- DO THIS
Would you return all of this data exactly, leaving nothing out?
********************
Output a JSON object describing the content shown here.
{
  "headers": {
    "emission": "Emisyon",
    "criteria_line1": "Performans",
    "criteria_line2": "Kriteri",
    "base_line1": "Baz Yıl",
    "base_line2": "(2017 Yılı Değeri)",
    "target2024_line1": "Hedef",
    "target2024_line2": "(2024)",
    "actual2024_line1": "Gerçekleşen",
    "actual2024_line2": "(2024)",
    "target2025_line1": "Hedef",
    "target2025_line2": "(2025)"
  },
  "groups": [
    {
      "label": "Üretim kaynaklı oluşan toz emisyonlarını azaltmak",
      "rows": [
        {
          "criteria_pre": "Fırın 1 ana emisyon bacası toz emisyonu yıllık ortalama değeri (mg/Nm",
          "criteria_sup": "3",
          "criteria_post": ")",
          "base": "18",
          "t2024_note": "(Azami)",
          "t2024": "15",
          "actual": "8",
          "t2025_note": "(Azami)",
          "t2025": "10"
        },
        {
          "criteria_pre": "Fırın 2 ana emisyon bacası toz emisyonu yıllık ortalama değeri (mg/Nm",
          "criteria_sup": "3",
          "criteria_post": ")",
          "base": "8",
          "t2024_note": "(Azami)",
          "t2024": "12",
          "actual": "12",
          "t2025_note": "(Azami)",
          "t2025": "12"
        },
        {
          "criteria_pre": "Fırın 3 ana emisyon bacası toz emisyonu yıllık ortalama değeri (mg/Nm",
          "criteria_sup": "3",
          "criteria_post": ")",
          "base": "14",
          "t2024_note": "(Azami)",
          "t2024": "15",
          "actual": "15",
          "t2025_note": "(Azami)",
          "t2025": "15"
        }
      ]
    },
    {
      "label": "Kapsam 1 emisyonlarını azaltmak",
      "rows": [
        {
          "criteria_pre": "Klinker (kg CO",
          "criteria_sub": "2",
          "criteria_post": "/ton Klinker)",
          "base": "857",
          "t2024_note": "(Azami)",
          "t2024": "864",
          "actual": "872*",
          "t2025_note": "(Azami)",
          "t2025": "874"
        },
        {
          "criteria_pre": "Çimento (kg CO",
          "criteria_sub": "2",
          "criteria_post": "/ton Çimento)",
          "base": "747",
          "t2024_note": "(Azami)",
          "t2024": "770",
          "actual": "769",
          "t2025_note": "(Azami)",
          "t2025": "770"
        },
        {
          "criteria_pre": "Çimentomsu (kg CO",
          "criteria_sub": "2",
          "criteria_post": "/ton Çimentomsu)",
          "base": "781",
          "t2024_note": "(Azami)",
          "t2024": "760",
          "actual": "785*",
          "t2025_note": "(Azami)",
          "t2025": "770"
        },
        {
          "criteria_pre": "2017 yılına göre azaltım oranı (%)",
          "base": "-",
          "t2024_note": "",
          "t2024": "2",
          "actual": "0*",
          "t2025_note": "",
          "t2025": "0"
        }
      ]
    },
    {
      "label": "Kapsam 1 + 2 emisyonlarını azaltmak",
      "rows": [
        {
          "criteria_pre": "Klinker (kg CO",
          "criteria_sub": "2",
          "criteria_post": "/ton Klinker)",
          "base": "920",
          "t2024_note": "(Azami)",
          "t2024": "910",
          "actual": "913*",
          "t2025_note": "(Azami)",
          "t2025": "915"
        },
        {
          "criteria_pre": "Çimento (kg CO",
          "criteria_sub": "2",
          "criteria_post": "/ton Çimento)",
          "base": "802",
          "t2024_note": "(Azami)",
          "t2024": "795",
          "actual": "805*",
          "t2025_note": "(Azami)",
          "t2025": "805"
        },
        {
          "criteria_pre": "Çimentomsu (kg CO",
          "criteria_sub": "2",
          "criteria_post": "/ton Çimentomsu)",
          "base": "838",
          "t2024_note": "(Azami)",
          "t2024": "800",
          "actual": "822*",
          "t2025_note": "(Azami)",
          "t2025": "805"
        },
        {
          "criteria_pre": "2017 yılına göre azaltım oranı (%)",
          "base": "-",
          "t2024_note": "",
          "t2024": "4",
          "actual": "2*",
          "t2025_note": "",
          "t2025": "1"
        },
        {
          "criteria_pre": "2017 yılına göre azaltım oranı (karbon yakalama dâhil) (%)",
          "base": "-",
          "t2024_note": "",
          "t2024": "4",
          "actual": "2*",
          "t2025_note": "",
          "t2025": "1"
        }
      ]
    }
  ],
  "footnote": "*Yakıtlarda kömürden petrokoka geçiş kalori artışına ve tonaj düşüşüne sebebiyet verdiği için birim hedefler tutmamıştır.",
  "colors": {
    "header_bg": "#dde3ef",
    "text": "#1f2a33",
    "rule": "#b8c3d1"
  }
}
********************
- TASK RESPONSE
Output a JSON object describing the content shown here.
{
  "headers": {
    "emission": "Emisyon",
    "criteria_line1": "Performans",
    "criteria_line2": "Kriteri",
    "base_line1": "Baz Yıl",
    "base_line2": "(2017 Yılı Değeri)",
    "target2024_line1": "Hedef",
    "target2024_line2": "(2024)",
    "actual2024_line1": "Gerçekleşen",
    "actual2024_line2": "(2024)",
    "target2025_line1": "Hedef",
    "target2025_line2": "(2025)"
  },
  "groups": [
    {
      "label": "Üretim kaynaklı oluşan toz emisyonlarını azaltmak",
      "rows": [
        {
          "criteria_pre": "Fırın 1 ana emisyon bacası toz emisyonu yıllık ortalama değeri (mg/Nm",
          "criteria_sup": "3",
          "criteria_post": ")",
          "base": "18",
          "t2024_note": "(Azami)",
          "t2024": "15",
          "actual": "8",
          "t2025_note": "(Azami)",
          "t2025": "10"
        },
        {
          "criteria_pre": "Fırın 2 ana emisyon bacası toz emisyonu yıllık ortalama değeri (mg/Nm",
          "criteria_sup": "3",
          "criteria_post": ")",
          "base": "8",
          "t2024_note": "(Azami)",
          "t2024": "12",
          "actual": "12",
          "t2025_note": "(Azami)",
          "t2025": "12"
        },
        {
          "criteria_pre": "Fırın 3 ana emisyon bacası toz emisyonu yıllık ortalama değeri (mg/Nm",
          "criteria_sup": "3",
          "criteria_post": ")",
          "base": "14",
          "t2024_note": "(Azami)",
          "t2024": "15",
          "actual": "15",
          "t2025_note": "(Azami)",
          "t2025": "15"
        }
      ]
    },
    {
      "label": "Kapsam 1 emisyonlarını azaltmak",
      "rows": [
        {
          "criteria_pre": "Klinker (kg CO",
          "criteria_sub": "2",
          "criteria_post": "/ton Klinker)",
          "base": "857",
          "t2024_note": "(Azami)",
          "t2024": "864",
          "actual": "872*",
          "t2025_note": "(Azami)",
          "t2025": "874"
        },
        {
          "criteria_pre": "Çimento (kg CO",
          "criteria_sub": "2",
          "criteria_post": "/ton Çimento)",
          "base": "747",
          "t2024_note": "(Azami)",
          "t2024": "770",
          "actual": "769",
          "t2025_note": "(Azami)",
          "t2025": "770"
        },
        {
          "criteria_pre": "Çimentomsu (kg CO",
          "criteria_sub": "2",
          "criteria_post": "/ton Çimentomsu)",
          "base": "781",
          "t2024_note": "(Azami)",
          "t2024": "760",
          "actual": "785*",
          "t2025_note": "(Azami)",
          "t2025": "770"
        },
        {
          "criteria_pre": "2017 yılına göre azaltım oranı (%)",
          "base": "-",
          "t2024_note": "",
          "t2024": "2",
          "actual": "0*",
          "t2025_note": "",
          "t2025": "0"
        }
      ]
    },
    {
      "label": "Kapsam 1 + 2 emisyonlarını azaltmak",
      "rows": [
        {
          "criteria_pre": "Klinker (kg CO",
          "criteria_sub": "2",
          "criteria_post": "/ton Klinker)",
          "base": "920",
          "t2024_note": "(Azami)",
          "t2024": "910",
          "actual": "913*",
          "t2025_note": "(Azami)",
          "t2025": "915"
        },
        {
          "criteria_pre": "Çimento (kg CO",
          "criteria_sub": "2",
          "criteria_post": "/ton Çimento)",
          "base": "802",
          "t2024_note": "(Azami)",
          "t2024": "795",
          "actual": "805*",
          "t2025_note": "(Azami)",
          "t2025": "805"
        },
        {
          "criteria_pre": "Çimentomsu (kg CO",
          "criteria_sub": "2",
          "criteria_post": "/ton Çimentomsu)",
          "base": "838",
          "t2024_note": "(Azami)",
          "t2024": "800",
          "actual": "822*",
          "t2025_note": "(Azami)",
          "t2025": "805"
        },
        {
          "criteria_pre": "2017 yılına göre azaltım oranı (%)",
          "base": "-",
          "t2024_note": "",
          "t2024": "4",
          "actual": "2*",
          "t2025_note": "",
          "t2025": "1"
        },
        {
          "criteria_pre": "2017 yılına göre azaltım oranı (karbon yakalama dâhil) (%)",
          "base": "-",
          "t2024_note": "",
          "t2024": "4",
          "actual": "2*",
          "t2025_note": "",
          "t2025": "1"
        }
      ]
    }
  ],
  "footnote": "*Yakıtlarda kömürden petrokoka geçiş kalori artışına ve tonaj düşüşüne sebebiyet verdiği için birim hedefler tutmamıştır.",
  "colors": {
    "header_bg": "#dde3ef",
    "text": "#1f2a33",
    "rule": "#b8c3d1"
  }
}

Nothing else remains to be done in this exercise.